**AIM**: From the records below, pull each line that has "title".

**EXTRACTED DATA**:
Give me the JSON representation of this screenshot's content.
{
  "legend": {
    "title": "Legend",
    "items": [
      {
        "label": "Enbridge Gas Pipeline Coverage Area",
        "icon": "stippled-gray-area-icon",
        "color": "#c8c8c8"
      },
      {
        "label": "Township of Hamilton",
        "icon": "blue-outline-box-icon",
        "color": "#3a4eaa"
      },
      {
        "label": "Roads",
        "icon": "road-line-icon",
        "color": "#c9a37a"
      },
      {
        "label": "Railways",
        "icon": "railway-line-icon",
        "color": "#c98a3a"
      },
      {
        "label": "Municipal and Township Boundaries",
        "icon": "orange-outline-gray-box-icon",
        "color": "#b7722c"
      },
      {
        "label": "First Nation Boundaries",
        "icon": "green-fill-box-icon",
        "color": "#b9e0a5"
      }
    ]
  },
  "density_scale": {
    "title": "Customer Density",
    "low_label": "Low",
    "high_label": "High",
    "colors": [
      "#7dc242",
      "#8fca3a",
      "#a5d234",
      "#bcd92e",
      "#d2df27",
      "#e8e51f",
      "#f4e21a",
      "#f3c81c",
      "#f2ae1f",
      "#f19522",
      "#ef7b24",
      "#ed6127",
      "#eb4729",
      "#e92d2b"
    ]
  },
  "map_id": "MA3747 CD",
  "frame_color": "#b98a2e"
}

**SOLUTION**:
    "title": "Legend",
    "title": "Customer Density",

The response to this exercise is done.